◆ What you should do
How many lines in the entries below include the string "letters"? Answer with the number only.

--- Begin Given records ---

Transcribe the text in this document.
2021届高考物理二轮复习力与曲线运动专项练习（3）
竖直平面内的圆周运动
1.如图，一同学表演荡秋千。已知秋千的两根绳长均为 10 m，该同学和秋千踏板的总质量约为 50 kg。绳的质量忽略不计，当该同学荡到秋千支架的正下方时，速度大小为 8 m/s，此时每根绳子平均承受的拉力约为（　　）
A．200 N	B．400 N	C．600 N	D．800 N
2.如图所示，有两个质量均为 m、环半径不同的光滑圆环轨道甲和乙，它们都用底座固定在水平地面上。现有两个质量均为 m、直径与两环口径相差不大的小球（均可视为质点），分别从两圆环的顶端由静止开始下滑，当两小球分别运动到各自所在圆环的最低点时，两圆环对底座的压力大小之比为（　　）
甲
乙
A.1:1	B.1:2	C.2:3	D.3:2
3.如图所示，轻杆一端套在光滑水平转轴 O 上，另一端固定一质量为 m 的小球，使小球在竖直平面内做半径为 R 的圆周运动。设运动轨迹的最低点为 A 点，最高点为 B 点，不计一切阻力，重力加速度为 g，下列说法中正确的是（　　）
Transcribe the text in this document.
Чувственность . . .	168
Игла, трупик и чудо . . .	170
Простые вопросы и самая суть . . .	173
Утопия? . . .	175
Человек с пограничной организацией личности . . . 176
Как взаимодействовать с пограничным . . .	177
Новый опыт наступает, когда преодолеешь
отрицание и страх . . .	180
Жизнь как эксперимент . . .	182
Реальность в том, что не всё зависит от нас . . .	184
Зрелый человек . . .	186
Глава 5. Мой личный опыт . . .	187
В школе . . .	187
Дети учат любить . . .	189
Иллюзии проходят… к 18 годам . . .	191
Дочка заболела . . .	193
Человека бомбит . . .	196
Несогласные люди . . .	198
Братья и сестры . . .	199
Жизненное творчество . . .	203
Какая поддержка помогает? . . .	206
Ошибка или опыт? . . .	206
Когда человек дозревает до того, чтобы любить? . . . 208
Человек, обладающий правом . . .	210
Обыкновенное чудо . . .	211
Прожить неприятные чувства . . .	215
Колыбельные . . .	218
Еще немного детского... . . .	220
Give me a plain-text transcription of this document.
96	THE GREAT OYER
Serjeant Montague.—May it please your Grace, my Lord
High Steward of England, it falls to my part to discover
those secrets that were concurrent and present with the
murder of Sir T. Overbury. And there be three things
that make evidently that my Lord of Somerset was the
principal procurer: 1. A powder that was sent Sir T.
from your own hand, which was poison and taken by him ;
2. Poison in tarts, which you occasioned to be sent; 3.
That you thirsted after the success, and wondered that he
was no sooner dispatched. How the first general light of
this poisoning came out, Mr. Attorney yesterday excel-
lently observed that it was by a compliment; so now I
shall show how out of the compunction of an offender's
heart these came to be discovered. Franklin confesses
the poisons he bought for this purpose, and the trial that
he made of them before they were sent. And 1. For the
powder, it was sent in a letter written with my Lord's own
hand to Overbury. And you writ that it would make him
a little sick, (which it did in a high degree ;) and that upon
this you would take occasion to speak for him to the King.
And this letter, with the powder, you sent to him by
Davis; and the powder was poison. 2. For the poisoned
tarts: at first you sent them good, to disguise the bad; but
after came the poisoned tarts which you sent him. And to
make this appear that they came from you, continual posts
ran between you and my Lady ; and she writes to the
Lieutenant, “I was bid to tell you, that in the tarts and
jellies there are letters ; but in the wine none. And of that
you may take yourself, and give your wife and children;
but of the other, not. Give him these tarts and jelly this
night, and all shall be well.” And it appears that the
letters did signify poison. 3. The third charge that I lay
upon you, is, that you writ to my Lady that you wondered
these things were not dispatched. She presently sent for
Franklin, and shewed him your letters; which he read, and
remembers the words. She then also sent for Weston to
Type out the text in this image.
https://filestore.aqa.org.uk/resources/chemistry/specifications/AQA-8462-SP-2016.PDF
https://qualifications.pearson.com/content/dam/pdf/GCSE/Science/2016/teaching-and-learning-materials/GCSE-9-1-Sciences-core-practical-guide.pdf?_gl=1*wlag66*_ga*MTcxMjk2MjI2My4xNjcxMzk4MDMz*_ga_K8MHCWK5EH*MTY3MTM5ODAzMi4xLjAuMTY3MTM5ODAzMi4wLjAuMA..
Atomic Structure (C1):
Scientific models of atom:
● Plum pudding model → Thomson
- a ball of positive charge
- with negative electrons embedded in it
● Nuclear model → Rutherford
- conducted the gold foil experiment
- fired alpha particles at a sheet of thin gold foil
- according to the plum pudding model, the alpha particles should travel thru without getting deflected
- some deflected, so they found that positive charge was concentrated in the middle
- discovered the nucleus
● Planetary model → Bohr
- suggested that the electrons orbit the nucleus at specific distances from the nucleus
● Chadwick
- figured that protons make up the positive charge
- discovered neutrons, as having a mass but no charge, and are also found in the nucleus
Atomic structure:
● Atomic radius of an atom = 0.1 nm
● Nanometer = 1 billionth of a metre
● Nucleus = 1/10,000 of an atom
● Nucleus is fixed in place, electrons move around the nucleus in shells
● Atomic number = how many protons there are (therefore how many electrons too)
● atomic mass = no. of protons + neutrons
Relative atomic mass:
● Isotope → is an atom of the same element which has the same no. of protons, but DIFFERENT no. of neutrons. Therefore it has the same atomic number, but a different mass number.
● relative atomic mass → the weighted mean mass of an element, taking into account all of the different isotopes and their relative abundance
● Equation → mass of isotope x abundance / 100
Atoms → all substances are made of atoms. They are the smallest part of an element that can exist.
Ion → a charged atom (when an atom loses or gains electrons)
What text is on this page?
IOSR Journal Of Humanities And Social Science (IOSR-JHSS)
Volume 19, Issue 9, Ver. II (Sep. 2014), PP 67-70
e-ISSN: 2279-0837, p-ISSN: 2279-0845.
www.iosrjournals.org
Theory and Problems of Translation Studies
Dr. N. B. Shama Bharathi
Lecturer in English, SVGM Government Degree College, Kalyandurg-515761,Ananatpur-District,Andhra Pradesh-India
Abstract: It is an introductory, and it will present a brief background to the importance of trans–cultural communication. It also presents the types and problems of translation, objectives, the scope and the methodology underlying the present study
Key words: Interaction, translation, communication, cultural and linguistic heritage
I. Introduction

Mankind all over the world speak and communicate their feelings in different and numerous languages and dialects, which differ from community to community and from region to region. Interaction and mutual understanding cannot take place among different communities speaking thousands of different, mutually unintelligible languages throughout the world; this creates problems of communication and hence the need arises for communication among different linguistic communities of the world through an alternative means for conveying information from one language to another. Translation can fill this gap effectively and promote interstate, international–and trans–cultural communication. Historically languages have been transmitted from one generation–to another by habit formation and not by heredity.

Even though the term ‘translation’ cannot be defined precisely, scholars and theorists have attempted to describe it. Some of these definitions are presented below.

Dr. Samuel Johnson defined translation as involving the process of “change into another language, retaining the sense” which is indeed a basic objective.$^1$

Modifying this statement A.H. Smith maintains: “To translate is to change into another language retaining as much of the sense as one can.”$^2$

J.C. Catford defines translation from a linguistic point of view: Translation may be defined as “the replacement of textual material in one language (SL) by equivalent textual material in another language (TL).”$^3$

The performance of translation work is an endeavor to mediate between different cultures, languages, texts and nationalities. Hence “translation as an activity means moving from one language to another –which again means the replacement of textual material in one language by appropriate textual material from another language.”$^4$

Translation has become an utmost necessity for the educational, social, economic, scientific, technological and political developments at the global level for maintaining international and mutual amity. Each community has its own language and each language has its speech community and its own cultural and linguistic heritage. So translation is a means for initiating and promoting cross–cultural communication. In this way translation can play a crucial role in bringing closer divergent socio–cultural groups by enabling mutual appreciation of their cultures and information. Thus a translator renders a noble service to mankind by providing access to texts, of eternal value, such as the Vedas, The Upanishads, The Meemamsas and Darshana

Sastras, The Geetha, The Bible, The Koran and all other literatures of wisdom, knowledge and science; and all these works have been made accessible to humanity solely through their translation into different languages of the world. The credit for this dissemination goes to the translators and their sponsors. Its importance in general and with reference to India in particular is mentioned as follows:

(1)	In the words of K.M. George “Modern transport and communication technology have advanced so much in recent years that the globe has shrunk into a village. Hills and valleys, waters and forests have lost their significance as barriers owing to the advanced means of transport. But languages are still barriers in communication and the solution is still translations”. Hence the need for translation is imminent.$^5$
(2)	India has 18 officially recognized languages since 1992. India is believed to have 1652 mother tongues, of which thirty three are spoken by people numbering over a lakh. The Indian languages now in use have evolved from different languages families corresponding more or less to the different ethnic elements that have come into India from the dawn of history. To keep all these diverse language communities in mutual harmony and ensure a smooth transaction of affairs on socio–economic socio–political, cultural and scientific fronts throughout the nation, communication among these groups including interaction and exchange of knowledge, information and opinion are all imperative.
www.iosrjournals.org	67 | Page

--- End Given records ---

◆ Exercise answer
3